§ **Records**
⁂

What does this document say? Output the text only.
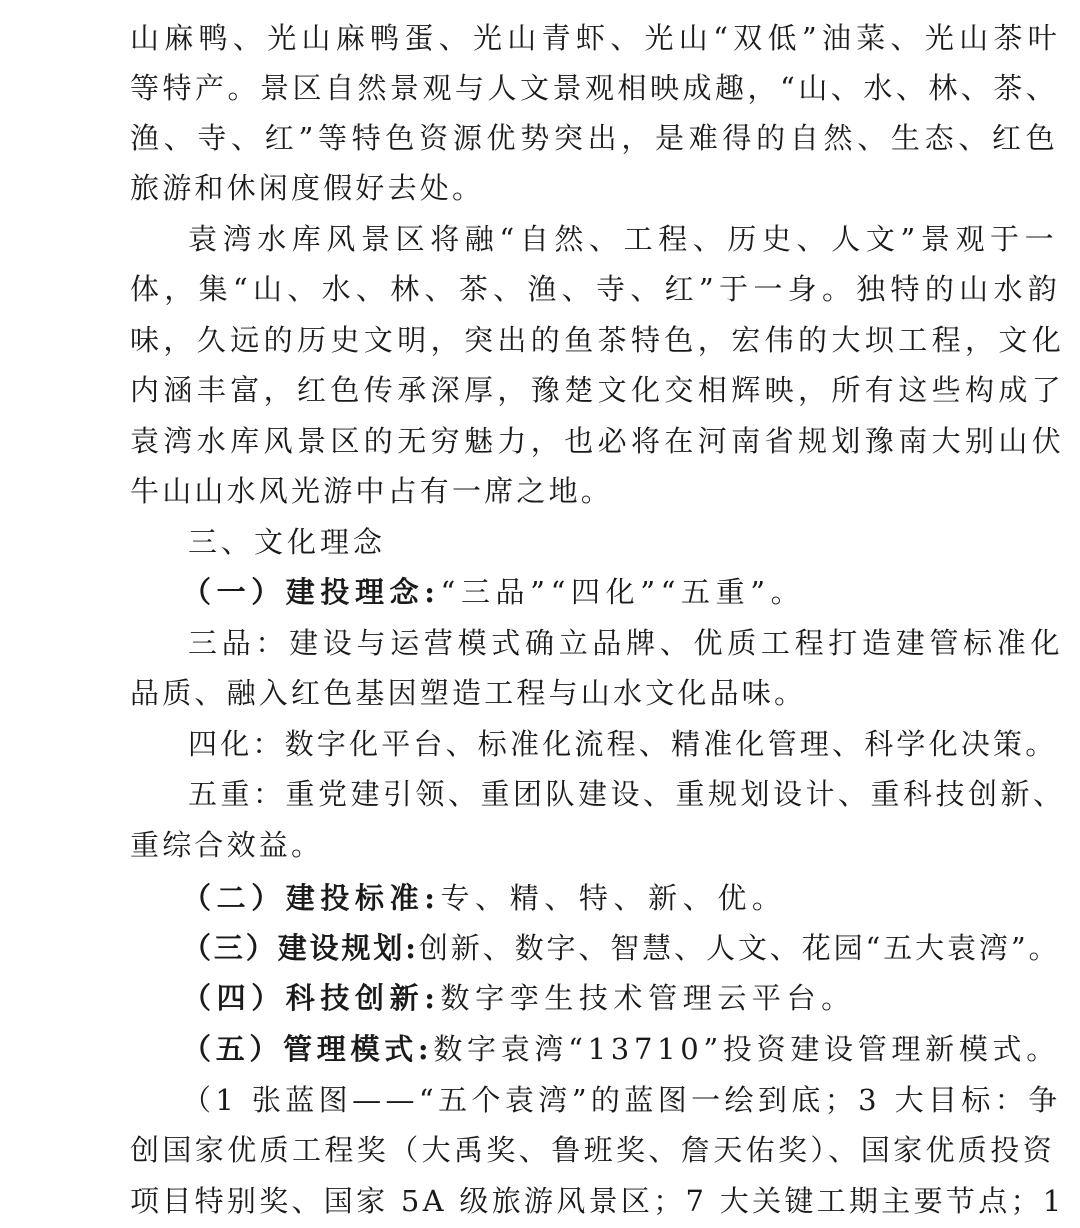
山麻鸭、光山麻鸭蛋、光山青虾、光山“双低”油菜、光山茶叶
等特产。景区自然景观与人文景观相映成趣，“山、水、林、茶、
渔、寺、红”等特色资源优势突出，是难得的自然、生态、红色
旅游和休闲度假好去处。
袁湾水库风景区将融“自然、工程、历史、人文”景观于一
体，集“山、水、林、茶、渔、寺、红”于一身。独特的山水韵
味，久远的历史文明，突出的鱼茶特色，宏伟的大坝工程，文化
内涵丰富，红色传承深厚，豫楚文化交相辉映，所有这些构成了
袁湾水库风景区的无穷魅力，也必将在河南省规划豫南大别山伏
牛山山水风光游中占有一席之地。
三、文化理念
（一）建投理念:“三品”“四化”“五重”。
三品：建设与运营模式确立品牌、优质工程打造建管标准化
品质、融入红色基因塑造工程与山水文化品味。
四化：数字化平台、标准化流程、精准化管理、科学化决策。
五重：重党建引领、重团队建设、重规划设计、重科技创新、
重综合效益。
（二）建投标准:专、精、特、新、优。
（三）建设规划:创新、数字、智慧、人文、花园“五大袁湾”。
（四）科技创新:数字孪生技术管理云平台。
（五）管理模式:数字袁湾“13710”投资建设管理新模式。
（1 张蓝图——“五个袁湾”的蓝图一绘到底；3 大目标：争
创国家优质工程奖（大禹奖、鲁班奖、詹天佑奖）、国家优质投资
项目特别奖、国家 5A 级旅游风景区；7 大关键工期主要节点；1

⁂

§ **Task statement**
Reproduce the full listing above verbatim, with no pictures included.

§ **Task result**
What does this document say? Output the text only.
山麻鸭、光山麻鸭蛋、光山青虾、光山“双低”油菜、光山茶叶
等特产。景区自然景观与人文景观相映成趣，“山、水、林、茶、
渔、寺、红”等特色资源优势突出，是难得的自然、生态、红色
旅游和休闲度假好去处。
袁湾水库风景区将融“自然、工程、历史、人文”景观于一
体，集“山、水、林、茶、渔、寺、红”于一身。独特的山水韵
味，久远的历史文明，突出的鱼茶特色，宏伟的大坝工程，文化
内涵丰富，红色传承深厚，豫楚文化交相辉映，所有这些构成了
袁湾水库风景区的无穷魅力，也必将在河南省规划豫南大别山伏
牛山山水风光游中占有一席之地。
三、文化理念
（一）建投理念:“三品”“四化”“五重”。
三品：建设与运营模式确立品牌、优质工程打造建管标准化
品质、融入红色基因塑造工程与山水文化品味。
四化：数字化平台、标准化流程、精准化管理、科学化决策。
五重：重党建引领、重团队建设、重规划设计、重科技创新、
重综合效益。
（二）建投标准:专、精、特、新、优。
（三）建设规划:创新、数字、智慧、人文、花园“五大袁湾”。
（四）科技创新:数字孪生技术管理云平台。
（五）管理模式:数字袁湾“13710”投资建设管理新模式。
（1 张蓝图——“五个袁湾”的蓝图一绘到底；3 大目标：争
创国家优质工程奖（大禹奖、鲁班奖、詹天佑奖）、国家优质投资
项目特别奖、国家 5A 级旅游风景区；7 大关键工期主要节点；1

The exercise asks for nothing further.